The task: Return all lines with the word "законодательством" in them.

-- Begin --

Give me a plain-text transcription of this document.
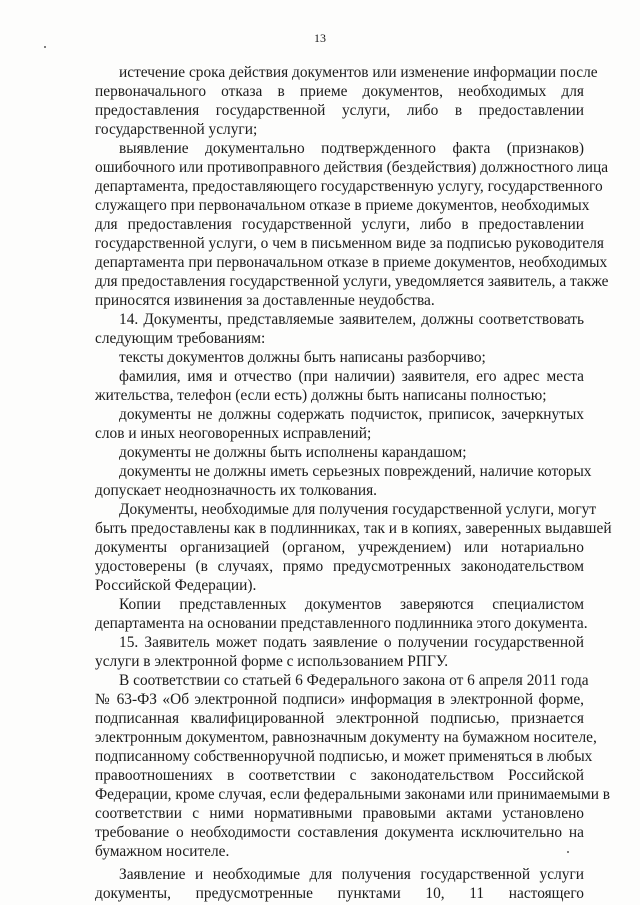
13
истечение срока действия документов или изменение информации после
первоначального отказа в приеме документов, необходимых для
предоставления государственной услуги, либо в предоставлении
государственной услуги;
выявление документально подтвержденного факта (признаков)
ошибочного или противоправного действия (бездействия) должностного лица
департамента, предоставляющего государственную услугу, государственного
служащего при первоначальном отказе в приеме документов, необходимых
для предоставления государственной услуги, либо в предоставлении
государственной услуги, о чем в письменном виде за подписью руководителя
департамента при первоначальном отказе в приеме документов, необходимых
для предоставления государственной услуги, уведомляется заявитель, а также
приносятся извинения за доставленные неудобства.
14. Документы, представляемые заявителем, должны соответствовать
следующим требованиям:
тексты документов должны быть написаны разборчиво;
фамилия, имя и отчество (при наличии) заявителя, его адрес места
жительства, телефон (если есть) должны быть написаны полностью;
документы не должны содержать подчисток, приписок, зачеркнутых
слов и иных неоговоренных исправлений;
документы не должны быть исполнены карандашом;
документы не должны иметь серьезных повреждений, наличие которых
допускает неоднозначность их толкования.
Документы, необходимые для получения государственной услуги, могут
быть предоставлены как в подлинниках, так и в копиях, заверенных выдавшей
документы организацией (органом, учреждением) или нотариально
удостоверены (в случаях, прямо предусмотренных законодательством
Российской Федерации).
Копии представленных документов заверяются специалистом
департамента на основании представленного подлинника этого документа.
15. Заявитель может подать заявление о получении государственной
услуги в электронной форме с использованием РПГУ.
В соответствии со статьей 6 Федерального закона от 6 апреля 2011 года
№ 63-ФЗ «Об электронной подписи» информация в электронной форме,
подписанная квалифицированной электронной подписью, признается
электронным документом, равнозначным документу на бумажном носителе,
подписанному собственноручной подписью, и может применяться в любых
правоотношениях в соответствии с законодательством Российской
Федерации, кроме случая, если федеральными законами или принимаемыми в
соответствии с ними нормативными правовыми актами установлено
требование о необходимости составления документа исключительно на
бумажном носителе.
Заявление и необходимые для получения государственной услуги
документы, предусмотренные пунктами 10, 11 настоящего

-- End --

Response to the task:
удостоверены (в случаях, прямо предусмотренных законодательством
правоотношениях в соответствии с законодательством Российской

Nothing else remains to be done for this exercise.